» Written instruction:
Go through the entries below and pick out every line with "поставляемую".

» Stored items:
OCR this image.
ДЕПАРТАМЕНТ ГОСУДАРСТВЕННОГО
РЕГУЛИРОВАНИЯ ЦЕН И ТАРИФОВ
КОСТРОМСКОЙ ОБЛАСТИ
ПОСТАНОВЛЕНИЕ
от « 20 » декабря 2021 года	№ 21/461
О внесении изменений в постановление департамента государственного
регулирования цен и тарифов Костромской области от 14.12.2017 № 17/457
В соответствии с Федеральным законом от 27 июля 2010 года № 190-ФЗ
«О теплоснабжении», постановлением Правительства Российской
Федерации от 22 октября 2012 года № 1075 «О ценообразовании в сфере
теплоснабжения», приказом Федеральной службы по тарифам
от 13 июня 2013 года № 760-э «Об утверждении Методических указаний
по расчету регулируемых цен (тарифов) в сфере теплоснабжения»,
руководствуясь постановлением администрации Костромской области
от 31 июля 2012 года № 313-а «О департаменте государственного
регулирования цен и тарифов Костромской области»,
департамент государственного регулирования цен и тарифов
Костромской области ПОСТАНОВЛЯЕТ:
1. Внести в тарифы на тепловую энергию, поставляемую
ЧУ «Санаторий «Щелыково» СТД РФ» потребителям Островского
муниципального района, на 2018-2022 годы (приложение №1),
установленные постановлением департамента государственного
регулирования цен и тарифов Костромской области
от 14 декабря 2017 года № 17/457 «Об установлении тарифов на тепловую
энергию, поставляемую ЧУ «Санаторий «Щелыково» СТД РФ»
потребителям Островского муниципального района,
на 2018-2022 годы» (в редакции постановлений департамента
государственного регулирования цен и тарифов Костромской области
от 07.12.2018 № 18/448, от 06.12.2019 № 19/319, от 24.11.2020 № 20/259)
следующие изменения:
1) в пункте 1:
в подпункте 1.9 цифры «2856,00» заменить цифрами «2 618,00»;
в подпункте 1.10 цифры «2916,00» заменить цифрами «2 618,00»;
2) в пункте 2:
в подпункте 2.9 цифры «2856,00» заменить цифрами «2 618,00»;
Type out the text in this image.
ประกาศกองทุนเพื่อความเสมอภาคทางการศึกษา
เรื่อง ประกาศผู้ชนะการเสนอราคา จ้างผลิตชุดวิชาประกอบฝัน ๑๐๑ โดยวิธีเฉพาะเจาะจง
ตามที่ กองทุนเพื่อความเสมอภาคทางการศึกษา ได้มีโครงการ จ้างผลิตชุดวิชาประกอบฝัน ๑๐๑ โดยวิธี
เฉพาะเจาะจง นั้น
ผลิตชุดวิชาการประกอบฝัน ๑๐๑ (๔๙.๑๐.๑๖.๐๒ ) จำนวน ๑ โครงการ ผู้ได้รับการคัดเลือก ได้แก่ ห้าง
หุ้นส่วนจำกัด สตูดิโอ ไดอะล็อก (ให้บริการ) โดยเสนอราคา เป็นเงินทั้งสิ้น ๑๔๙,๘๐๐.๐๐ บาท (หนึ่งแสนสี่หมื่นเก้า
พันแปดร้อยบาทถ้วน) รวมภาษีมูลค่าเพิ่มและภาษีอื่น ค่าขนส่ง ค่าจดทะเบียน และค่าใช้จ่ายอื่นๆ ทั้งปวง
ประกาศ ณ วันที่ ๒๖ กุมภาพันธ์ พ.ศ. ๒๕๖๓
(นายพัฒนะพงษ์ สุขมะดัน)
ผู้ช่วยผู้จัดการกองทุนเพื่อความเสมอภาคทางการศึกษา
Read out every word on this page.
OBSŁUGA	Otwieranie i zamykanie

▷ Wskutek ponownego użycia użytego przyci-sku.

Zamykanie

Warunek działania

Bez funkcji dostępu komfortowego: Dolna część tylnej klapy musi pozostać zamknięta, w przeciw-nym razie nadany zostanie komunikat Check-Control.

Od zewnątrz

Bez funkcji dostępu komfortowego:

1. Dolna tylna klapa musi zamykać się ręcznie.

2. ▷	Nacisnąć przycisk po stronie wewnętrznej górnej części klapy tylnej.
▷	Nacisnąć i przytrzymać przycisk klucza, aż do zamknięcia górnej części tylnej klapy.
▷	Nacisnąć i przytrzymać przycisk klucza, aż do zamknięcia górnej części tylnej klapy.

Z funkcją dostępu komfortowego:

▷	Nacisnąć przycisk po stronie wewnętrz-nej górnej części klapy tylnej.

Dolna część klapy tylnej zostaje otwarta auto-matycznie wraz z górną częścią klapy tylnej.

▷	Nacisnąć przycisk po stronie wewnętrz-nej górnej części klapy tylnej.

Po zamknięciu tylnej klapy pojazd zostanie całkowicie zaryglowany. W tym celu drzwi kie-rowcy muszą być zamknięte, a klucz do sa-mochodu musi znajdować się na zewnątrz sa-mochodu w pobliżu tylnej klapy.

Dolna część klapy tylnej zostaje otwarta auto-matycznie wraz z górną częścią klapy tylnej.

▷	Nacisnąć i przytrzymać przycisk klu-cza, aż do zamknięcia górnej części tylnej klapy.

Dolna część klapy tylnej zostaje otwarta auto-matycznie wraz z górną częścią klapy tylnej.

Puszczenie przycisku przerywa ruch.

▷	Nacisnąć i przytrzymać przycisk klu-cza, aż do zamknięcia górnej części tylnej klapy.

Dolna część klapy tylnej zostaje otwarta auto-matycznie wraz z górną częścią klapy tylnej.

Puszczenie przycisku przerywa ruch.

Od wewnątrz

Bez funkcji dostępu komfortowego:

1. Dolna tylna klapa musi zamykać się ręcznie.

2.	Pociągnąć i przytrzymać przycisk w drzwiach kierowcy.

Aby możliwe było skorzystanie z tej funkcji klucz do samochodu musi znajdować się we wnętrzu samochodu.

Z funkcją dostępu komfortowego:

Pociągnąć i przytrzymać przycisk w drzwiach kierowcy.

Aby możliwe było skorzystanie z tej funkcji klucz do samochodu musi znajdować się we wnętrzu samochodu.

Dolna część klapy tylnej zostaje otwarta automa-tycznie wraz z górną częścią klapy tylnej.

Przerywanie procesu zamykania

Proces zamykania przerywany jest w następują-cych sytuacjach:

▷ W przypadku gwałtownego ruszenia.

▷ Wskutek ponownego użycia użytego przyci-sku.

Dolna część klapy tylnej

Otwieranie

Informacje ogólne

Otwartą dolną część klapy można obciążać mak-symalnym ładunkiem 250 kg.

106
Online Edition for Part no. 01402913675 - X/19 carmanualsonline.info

» Final result:
1. Внести в тарифы на тепловую энергию, поставляемую
энергию, поставляемую ЧУ «Санаторий «Щелыково» СТД РФ»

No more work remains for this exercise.